Stated exercise> Please give the data below again in full, exactly as it stands.

═══ Data extract ═══

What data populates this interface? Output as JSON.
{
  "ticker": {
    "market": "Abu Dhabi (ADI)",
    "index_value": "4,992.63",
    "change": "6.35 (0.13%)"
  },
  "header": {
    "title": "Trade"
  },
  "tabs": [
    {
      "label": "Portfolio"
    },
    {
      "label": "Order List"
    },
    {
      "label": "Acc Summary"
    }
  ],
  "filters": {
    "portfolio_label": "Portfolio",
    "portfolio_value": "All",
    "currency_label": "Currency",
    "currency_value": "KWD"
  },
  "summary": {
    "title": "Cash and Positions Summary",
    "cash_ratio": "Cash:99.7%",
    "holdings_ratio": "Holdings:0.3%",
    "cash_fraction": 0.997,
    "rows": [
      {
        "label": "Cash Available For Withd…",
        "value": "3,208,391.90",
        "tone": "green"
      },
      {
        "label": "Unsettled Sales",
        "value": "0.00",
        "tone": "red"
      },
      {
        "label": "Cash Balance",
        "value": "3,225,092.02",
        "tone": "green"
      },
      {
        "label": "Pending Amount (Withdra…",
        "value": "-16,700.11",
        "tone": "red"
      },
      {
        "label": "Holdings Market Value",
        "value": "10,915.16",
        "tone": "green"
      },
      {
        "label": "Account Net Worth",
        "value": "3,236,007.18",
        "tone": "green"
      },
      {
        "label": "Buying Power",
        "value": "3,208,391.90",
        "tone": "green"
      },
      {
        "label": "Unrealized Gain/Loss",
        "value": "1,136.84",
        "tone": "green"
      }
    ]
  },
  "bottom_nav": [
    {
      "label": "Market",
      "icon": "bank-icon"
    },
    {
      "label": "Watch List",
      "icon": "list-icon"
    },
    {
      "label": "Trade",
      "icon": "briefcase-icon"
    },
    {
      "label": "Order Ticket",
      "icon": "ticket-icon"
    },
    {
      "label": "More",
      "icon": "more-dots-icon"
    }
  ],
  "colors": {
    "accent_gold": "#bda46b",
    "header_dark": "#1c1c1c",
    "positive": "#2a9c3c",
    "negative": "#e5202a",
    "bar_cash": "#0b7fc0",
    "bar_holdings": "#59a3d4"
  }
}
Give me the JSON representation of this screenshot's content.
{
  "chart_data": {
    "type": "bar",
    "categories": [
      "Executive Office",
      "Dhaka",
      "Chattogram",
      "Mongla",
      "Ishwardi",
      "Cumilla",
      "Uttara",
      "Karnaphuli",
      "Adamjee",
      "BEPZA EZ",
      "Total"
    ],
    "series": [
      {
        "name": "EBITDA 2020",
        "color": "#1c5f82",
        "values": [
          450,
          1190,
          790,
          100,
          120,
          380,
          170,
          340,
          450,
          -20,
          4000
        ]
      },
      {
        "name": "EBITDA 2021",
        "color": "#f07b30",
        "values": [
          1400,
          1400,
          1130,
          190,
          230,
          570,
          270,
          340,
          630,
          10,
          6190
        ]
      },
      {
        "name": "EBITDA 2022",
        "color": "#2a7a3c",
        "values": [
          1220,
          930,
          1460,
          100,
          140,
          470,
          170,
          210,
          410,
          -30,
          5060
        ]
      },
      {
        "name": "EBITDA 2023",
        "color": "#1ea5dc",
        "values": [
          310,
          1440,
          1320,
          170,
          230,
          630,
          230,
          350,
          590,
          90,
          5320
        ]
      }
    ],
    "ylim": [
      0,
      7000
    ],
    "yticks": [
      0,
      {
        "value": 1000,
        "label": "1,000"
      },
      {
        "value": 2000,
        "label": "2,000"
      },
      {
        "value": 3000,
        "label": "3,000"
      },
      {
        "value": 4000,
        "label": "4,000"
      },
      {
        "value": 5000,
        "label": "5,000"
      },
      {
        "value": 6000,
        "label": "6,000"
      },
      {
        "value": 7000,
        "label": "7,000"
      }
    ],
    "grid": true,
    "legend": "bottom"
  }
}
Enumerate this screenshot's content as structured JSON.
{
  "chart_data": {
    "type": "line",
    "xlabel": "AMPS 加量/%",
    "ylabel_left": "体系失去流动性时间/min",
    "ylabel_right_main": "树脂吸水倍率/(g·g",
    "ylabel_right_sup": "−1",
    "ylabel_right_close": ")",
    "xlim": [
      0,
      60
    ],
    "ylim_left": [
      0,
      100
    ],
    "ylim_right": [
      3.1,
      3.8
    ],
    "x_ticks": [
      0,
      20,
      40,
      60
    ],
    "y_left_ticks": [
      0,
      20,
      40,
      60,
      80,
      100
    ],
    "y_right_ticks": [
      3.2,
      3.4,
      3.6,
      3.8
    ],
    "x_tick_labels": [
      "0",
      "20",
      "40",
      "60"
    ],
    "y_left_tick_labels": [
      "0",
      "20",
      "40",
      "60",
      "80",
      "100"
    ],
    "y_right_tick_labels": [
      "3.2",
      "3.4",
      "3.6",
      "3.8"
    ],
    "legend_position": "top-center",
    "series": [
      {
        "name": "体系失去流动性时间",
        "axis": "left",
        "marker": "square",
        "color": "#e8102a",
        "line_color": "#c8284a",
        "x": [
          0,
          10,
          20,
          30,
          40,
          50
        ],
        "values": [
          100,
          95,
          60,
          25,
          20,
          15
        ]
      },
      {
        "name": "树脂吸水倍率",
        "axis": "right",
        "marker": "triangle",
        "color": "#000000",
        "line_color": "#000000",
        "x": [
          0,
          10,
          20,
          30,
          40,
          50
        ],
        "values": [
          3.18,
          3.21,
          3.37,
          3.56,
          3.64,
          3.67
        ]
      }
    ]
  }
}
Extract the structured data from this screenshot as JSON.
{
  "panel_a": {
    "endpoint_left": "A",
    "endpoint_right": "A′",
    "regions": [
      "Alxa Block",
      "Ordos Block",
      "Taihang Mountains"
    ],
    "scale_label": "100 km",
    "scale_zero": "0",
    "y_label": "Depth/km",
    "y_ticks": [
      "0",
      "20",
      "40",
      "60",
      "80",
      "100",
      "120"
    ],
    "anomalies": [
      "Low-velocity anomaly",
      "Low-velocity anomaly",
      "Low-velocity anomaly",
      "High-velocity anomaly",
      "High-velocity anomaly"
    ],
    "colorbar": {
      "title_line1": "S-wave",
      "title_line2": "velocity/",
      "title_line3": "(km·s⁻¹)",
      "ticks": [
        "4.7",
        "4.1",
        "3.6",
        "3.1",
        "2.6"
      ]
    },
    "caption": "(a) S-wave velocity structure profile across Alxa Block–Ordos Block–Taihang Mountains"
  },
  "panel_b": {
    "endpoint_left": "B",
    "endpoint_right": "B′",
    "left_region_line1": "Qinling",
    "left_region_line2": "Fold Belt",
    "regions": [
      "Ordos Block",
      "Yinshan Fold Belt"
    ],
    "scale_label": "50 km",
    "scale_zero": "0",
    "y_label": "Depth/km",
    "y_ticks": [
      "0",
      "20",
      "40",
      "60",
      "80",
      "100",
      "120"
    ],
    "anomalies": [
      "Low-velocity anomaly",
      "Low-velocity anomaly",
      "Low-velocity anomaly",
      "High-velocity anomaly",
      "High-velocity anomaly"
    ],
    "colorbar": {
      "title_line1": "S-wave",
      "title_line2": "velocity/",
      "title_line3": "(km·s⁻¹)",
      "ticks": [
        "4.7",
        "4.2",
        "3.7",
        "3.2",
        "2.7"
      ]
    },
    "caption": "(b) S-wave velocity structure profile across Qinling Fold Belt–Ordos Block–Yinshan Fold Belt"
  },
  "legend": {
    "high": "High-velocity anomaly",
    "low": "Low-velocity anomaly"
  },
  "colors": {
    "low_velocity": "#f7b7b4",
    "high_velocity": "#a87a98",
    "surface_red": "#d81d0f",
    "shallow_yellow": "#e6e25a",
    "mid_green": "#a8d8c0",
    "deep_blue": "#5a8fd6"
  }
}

═══

Output for this task>
What data populates this interface? Output as JSON.
{
  "ticker": {
    "market": "Abu Dhabi (ADI)",
    "index_value": "4,992.63",
    "change": "6.35 (0.13%)"
  },
  "header": {
    "title": "Trade"
  },
  "tabs": [
    {
      "label": "Portfolio"
    },
    {
      "label": "Order List"
    },
    {
      "label": "Acc Summary"
    }
  ],
  "filters": {
    "portfolio_label": "Portfolio",
    "portfolio_value": "All",
    "currency_label": "Currency",
    "currency_value": "KWD"
  },
  "summary": {
    "title": "Cash and Positions Summary",
    "cash_ratio": "Cash:99.7%",
    "holdings_ratio": "Holdings:0.3%",
    "cash_fraction": 0.997,
    "rows": [
      {
        "label": "Cash Available For Withd…",
        "value": "3,208,391.90",
        "tone": "green"
      },
      {
        "label": "Unsettled Sales",
        "value": "0.00",
        "tone": "red"
      },
      {
        "label": "Cash Balance",
        "value": "3,225,092.02",
        "tone": "green"
      },
      {
        "label": "Pending Amount (Withdra…",
        "value": "-16,700.11",
        "tone": "red"
      },
      {
        "label": "Holdings Market Value",
        "value": "10,915.16",
        "tone": "green"
      },
      {
        "label": "Account Net Worth",
        "value": "3,236,007.18",
        "tone": "green"
      },
      {
        "label": "Buying Power",
        "value": "3,208,391.90",
        "tone": "green"
      },
      {
        "label": "Unrealized Gain/Loss",
        "value": "1,136.84",
        "tone": "green"
      }
    ]
  },
  "bottom_nav": [
    {
      "label": "Market",
      "icon": "bank-icon"
    },
    {
      "label": "Watch List",
      "icon": "list-icon"
    },
    {
      "label": "Trade",
      "icon": "briefcase-icon"
    },
    {
      "label": "Order Ticket",
      "icon": "ticket-icon"
    },
    {
      "label": "More",
      "icon": "more-dots-icon"
    }
  ],
  "colors": {
    "accent_gold": "#bda46b",
    "header_dark": "#1c1c1c",
    "positive": "#2a9c3c",
    "negative": "#e5202a",
    "bar_cash": "#0b7fc0",
    "bar_holdings": "#59a3d4"
  }
}
Give me the JSON representation of this screenshot's content.
{
  "chart_data": {
    "type": "bar",
    "categories": [
      "Executive Office",
      "Dhaka",
      "Chattogram",
      "Mongla",
      "Ishwardi",
      "Cumilla",
      "Uttara",
      "Karnaphuli",
      "Adamjee",
      "BEPZA EZ",
      "Total"
    ],
    "series": [
      {
        "name": "EBITDA 2020",
        "color": "#1c5f82",
        "values": [
          450,
          1190,
          790,
          100,
          120,
          380,
          170,
          340,
          450,
          -20,
          4000
        ]
      },
      {
        "name": "EBITDA 2021",
        "color": "#f07b30",
        "values": [
          1400,
          1400,
          1130,
          190,
          230,
          570,
          270,
          340,
          630,
          10,
          6190
        ]
      },
      {
        "name": "EBITDA 2022",
        "color": "#2a7a3c",
        "values": [
          1220,
          930,
          1460,
          100,
          140,
          470,
          170,
          210,
          410,
          -30,
          5060
        ]
      },
      {
        "name": "EBITDA 2023",
        "color": "#1ea5dc",
        "values": [
          310,
          1440,
          1320,
          170,
          230,
          630,
          230,
          350,
          590,
          90,
          5320
        ]
      }
    ],
    "ylim": [
      0,
      7000
    ],
    "yticks": [
      0,
      {
        "value": 1000,
        "label": "1,000"
      },
      {
        "value": 2000,
        "label": "2,000"
      },
      {
        "value": 3000,
        "label": "3,000"
      },
      {
        "value": 4000,
        "label": "4,000"
      },
      {
        "value": 5000,
        "label": "5,000"
      },
      {
        "value": 6000,
        "label": "6,000"
      },
      {
        "value": 7000,
        "label": "7,000"
      }
    ],
    "grid": true,
    "legend": "bottom"
  }
}
Enumerate this screenshot's content as structured JSON.
{
  "chart_data": {
    "type": "line",
    "xlabel": "AMPS 加量/%",
    "ylabel_left": "体系失去流动性时间/min",
    "ylabel_right_main": "树脂吸水倍率/(g·g",
    "ylabel_right_sup": "−1",
    "ylabel_right_close": ")",
    "xlim": [
      0,
      60
    ],
    "ylim_left": [
      0,
      100
    ],
    "ylim_right": [
      3.1,
      3.8
    ],
    "x_ticks": [
      0,
      20,
      40,
      60
    ],
    "y_left_ticks": [
      0,
      20,
      40,
      60,
      80,
      100
    ],
    "y_right_ticks": [
      3.2,
      3.4,
      3.6,
      3.8
    ],
    "x_tick_labels": [
      "0",
      "20",
      "40",
      "60"
    ],
    "y_left_tick_labels": [
      "0",
      "20",
      "40",
      "60",
      "80",
      "100"
    ],
    "y_right_tick_labels": [
      "3.2",
      "3.4",
      "3.6",
      "3.8"
    ],
    "legend_position": "top-center",
    "series": [
      {
        "name": "体系失去流动性时间",
        "axis": "left",
        "marker": "square",
        "color": "#e8102a",
        "line_color": "#c8284a",
        "x": [
          0,
          10,
          20,
          30,
          40,
          50
        ],
        "values": [
          100,
          95,
          60,
          25,
          20,
          15
        ]
      },
      {
        "name": "树脂吸水倍率",
        "axis": "right",
        "marker": "triangle",
        "color": "#000000",
        "line_color": "#000000",
        "x": [
          0,
          10,
          20,
          30,
          40,
          50
        ],
        "values": [
          3.18,
          3.21,
          3.37,
          3.56,
          3.64,
          3.67
        ]
      }
    ]
  }
}
Extract the structured data from this screenshot as JSON.
{
  "panel_a": {
    "endpoint_left": "A",
    "endpoint_right": "A′",
    "regions": [
      "Alxa Block",
      "Ordos Block",
      "Taihang Mountains"
    ],
    "scale_label": "100 km",
    "scale_zero": "0",
    "y_label": "Depth/km",
    "y_ticks": [
      "0",
      "20",
      "40",
      "60",
      "80",
      "100",
      "120"
    ],
    "anomalies": [
      "Low-velocity anomaly",
      "Low-velocity anomaly",
      "Low-velocity anomaly",
      "High-velocity anomaly",
      "High-velocity anomaly"
    ],
    "colorbar": {
      "title_line1": "S-wave",
      "title_line2": "velocity/",
      "title_line3": "(km·s⁻¹)",
      "ticks": [
        "4.7",
        "4.1",
        "3.6",
        "3.1",
        "2.6"
      ]
    },
    "caption": "(a) S-wave velocity structure profile across Alxa Block–Ordos Block–Taihang Mountains"
  },
  "panel_b": {
    "endpoint_left": "B",
    "endpoint_right": "B′",
    "left_region_line1": "Qinling",
    "left_region_line2": "Fold Belt",
    "regions": [
      "Ordos Block",
      "Yinshan Fold Belt"
    ],
    "scale_label": "50 km",
    "scale_zero": "0",
    "y_label": "Depth/km",
    "y_ticks": [
      "0",
      "20",
      "40",
      "60",
      "80",
      "100",
      "120"
    ],
    "anomalies": [
      "Low-velocity anomaly",
      "Low-velocity anomaly",
      "Low-velocity anomaly",
      "High-velocity anomaly",
      "High-velocity anomaly"
    ],
    "colorbar": {
      "title_line1": "S-wave",
      "title_line2": "velocity/",
      "title_line3": "(km·s⁻¹)",
      "ticks": [
        "4.7",
        "4.2",
        "3.7",
        "3.2",
        "2.7"
      ]
    },
    "caption": "(b) S-wave velocity structure profile across Qinling Fold Belt–Ordos Block–Yinshan Fold Belt"
  },
  "legend": {
    "high": "High-velocity anomaly",
    "low": "Low-velocity anomaly"
  },
  "colors": {
    "low_velocity": "#f7b7b4",
    "high_velocity": "#a87a98",
    "surface_red": "#d81d0f",
    "shallow_yellow": "#e6e25a",
    "mid_green": "#a8d8c0",
    "deep_blue": "#5a8fd6"
  }
}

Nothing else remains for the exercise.